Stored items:
--- START ---
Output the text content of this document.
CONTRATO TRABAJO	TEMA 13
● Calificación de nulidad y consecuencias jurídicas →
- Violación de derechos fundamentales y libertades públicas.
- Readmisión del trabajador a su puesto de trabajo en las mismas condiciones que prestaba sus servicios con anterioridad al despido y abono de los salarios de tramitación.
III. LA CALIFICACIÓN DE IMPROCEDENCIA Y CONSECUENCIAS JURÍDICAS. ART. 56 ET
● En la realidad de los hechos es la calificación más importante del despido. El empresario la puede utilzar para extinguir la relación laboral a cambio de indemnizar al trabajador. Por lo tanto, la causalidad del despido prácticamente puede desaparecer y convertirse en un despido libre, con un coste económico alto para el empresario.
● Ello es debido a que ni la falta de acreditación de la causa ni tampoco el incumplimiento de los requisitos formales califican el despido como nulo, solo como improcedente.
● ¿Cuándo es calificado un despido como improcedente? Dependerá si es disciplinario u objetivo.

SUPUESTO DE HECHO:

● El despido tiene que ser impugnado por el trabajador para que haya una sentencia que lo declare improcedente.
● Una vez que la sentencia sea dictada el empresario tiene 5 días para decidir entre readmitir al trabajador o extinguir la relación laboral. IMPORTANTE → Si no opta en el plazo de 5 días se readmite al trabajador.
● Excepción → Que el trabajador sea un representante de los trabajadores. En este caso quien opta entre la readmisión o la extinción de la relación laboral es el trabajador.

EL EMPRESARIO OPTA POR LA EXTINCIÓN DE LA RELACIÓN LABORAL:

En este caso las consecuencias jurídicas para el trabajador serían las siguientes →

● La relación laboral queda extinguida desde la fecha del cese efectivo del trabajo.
--- END ---
WHAT IS NEEDED: Repeat the records above exactly, from the first line to the last.

ANSWER FOR THIS EXERCISE:
Output the text content of this document.
CONTRATO TRABAJO	TEMA 13
● Calificación de nulidad y consecuencias jurídicas →
- Violación de derechos fundamentales y libertades públicas.
- Readmisión del trabajador a su puesto de trabajo en las mismas condiciones que prestaba sus servicios con anterioridad al despido y abono de los salarios de tramitación.
III. LA CALIFICACIÓN DE IMPROCEDENCIA Y CONSECUENCIAS JURÍDICAS. ART. 56 ET
● En la realidad de los hechos es la calificación más importante del despido. El empresario la puede utilzar para extinguir la relación laboral a cambio de indemnizar al trabajador. Por lo tanto, la causalidad del despido prácticamente puede desaparecer y convertirse en un despido libre, con un coste económico alto para el empresario.
● Ello es debido a que ni la falta de acreditación de la causa ni tampoco el incumplimiento de los requisitos formales califican el despido como nulo, solo como improcedente.
● ¿Cuándo es calificado un despido como improcedente? Dependerá si es disciplinario u objetivo.

SUPUESTO DE HECHO:

● El despido tiene que ser impugnado por el trabajador para que haya una sentencia que lo declare improcedente.
● Una vez que la sentencia sea dictada el empresario tiene 5 días para decidir entre readmitir al trabajador o extinguir la relación laboral. IMPORTANTE → Si no opta en el plazo de 5 días se readmite al trabajador.
● Excepción → Que el trabajador sea un representante de los trabajadores. En este caso quien opta entre la readmisión o la extinción de la relación laboral es el trabajador.

EL EMPRESARIO OPTA POR LA EXTINCIÓN DE LA RELACIÓN LABORAL:

En este caso las consecuencias jurídicas para el trabajador serían las siguientes →

● La relación laboral queda extinguida desde la fecha del cese efectivo del trabajo.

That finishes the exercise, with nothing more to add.